** START INPUT FOR THIS TASK **

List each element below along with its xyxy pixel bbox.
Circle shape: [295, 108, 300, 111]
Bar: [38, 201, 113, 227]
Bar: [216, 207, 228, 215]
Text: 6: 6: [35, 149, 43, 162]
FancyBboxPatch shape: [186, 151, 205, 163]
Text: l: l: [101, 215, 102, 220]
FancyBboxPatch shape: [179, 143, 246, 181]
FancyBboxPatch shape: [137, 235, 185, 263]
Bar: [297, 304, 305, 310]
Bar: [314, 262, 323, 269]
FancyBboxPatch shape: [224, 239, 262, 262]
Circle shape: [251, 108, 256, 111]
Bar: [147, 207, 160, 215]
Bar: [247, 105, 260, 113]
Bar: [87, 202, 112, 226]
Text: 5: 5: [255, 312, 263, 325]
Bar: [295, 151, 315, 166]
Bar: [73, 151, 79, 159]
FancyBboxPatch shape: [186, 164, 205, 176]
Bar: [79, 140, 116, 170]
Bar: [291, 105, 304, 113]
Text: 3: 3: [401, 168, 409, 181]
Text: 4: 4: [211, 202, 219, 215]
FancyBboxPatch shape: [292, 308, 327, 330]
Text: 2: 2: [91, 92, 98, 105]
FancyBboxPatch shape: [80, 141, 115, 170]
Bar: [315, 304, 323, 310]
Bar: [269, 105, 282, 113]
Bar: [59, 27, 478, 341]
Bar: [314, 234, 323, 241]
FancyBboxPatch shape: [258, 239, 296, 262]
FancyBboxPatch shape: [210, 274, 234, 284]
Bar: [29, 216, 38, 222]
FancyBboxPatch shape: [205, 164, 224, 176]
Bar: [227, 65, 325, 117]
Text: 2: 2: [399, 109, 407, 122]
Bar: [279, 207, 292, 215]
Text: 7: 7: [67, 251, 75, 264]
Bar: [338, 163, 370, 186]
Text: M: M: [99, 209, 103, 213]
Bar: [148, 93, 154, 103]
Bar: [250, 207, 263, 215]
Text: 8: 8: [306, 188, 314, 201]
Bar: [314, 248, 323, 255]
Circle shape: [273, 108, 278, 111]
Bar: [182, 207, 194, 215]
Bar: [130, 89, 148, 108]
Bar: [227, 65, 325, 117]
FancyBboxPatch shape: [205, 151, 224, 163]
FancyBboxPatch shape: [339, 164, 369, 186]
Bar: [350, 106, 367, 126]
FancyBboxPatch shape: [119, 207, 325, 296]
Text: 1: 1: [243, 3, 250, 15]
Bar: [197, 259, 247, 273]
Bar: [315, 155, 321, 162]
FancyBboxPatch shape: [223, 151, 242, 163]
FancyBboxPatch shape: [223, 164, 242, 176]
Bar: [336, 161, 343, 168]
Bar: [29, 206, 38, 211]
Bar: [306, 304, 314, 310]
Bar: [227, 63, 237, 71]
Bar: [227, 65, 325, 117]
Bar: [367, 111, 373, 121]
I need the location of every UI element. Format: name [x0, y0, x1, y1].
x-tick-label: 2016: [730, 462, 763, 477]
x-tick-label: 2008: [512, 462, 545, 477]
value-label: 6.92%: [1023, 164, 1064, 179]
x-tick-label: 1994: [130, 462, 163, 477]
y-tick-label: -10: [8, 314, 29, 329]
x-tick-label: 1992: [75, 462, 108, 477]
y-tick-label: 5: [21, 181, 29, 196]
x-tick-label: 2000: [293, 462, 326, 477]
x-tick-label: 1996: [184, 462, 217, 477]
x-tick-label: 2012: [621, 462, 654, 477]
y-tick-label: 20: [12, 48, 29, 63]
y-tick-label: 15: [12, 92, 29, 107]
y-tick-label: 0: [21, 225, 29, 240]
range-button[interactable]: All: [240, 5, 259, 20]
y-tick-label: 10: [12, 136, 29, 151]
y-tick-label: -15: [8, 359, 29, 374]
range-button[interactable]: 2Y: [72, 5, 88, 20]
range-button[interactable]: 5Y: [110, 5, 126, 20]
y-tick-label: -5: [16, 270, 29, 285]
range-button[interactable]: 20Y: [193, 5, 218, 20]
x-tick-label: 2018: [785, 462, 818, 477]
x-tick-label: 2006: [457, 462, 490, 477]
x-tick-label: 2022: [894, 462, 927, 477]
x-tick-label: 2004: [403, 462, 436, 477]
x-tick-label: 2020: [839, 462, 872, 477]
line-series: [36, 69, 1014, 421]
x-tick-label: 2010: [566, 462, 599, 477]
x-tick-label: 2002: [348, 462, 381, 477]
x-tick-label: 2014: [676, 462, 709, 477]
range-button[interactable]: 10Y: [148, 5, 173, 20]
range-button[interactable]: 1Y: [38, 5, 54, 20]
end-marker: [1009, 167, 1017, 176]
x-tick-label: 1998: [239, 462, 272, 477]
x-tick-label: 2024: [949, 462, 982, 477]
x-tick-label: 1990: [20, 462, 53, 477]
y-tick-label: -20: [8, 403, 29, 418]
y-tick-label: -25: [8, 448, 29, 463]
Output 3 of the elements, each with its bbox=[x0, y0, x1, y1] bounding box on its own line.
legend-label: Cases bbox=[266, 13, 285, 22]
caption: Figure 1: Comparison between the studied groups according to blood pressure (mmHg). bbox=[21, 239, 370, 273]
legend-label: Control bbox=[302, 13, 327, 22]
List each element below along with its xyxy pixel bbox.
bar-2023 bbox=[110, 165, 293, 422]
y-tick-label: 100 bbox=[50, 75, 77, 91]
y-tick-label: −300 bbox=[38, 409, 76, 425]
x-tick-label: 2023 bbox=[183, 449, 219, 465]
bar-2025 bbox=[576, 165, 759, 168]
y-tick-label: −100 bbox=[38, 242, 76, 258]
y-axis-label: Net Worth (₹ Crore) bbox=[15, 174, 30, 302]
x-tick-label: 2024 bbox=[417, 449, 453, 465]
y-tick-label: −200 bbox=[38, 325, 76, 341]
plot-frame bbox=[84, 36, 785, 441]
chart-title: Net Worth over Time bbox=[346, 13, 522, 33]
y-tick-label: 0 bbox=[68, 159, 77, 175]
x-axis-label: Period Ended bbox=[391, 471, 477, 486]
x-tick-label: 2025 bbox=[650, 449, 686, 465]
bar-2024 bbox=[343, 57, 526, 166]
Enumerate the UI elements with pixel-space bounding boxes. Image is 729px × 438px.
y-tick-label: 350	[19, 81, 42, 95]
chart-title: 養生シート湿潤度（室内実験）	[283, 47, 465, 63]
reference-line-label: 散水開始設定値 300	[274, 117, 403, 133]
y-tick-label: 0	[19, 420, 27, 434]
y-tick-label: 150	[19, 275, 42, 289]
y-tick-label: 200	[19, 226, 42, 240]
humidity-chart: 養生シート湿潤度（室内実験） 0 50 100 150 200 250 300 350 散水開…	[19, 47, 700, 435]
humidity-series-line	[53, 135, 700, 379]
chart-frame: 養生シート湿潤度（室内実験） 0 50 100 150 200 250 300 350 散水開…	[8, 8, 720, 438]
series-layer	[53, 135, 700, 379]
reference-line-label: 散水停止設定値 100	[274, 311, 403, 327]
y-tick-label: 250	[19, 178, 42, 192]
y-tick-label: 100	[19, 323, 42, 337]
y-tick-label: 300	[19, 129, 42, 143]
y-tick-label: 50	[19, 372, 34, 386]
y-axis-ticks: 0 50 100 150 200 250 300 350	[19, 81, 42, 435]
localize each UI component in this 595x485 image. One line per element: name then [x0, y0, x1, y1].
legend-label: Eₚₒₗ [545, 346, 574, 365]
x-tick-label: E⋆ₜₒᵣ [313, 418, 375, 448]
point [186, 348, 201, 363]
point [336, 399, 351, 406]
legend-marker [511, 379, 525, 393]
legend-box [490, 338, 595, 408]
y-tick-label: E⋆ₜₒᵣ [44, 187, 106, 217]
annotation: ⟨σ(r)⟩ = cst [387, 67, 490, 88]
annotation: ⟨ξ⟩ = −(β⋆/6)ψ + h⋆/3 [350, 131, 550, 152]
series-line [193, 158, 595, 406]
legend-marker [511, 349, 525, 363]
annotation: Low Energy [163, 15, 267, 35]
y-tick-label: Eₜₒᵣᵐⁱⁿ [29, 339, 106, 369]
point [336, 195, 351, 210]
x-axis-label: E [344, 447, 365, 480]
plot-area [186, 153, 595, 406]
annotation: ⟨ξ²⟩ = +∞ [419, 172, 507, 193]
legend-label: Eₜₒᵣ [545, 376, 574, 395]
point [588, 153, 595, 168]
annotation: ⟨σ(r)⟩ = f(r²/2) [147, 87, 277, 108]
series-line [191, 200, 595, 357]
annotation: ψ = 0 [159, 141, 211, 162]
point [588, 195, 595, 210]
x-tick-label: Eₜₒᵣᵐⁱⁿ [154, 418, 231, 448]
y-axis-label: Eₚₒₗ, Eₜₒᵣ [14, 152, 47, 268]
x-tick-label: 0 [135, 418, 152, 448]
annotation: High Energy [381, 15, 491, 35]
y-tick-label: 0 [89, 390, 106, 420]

** END INPUT FOR THIS TASK **

● JOB
Give the data from its first line through the line containing "Text: l: l: [101, 215, 102, 220]" as a JSON list of strings, with one string per line and blank lines left out.

● THE ANSWER
[
  "List each element below along with its xyxy pixel bbox.",
  "Circle shape: [295, 108, 300, 111]",
  "Bar: [38, 201, 113, 227]",
  "Bar: [216, 207, 228, 215]",
  "Text: 6: 6: [35, 149, 43, 162]",
  "FancyBboxPatch shape: [186, 151, 205, 163]",
  "Text: l: l: [101, 215, 102, 220]"
]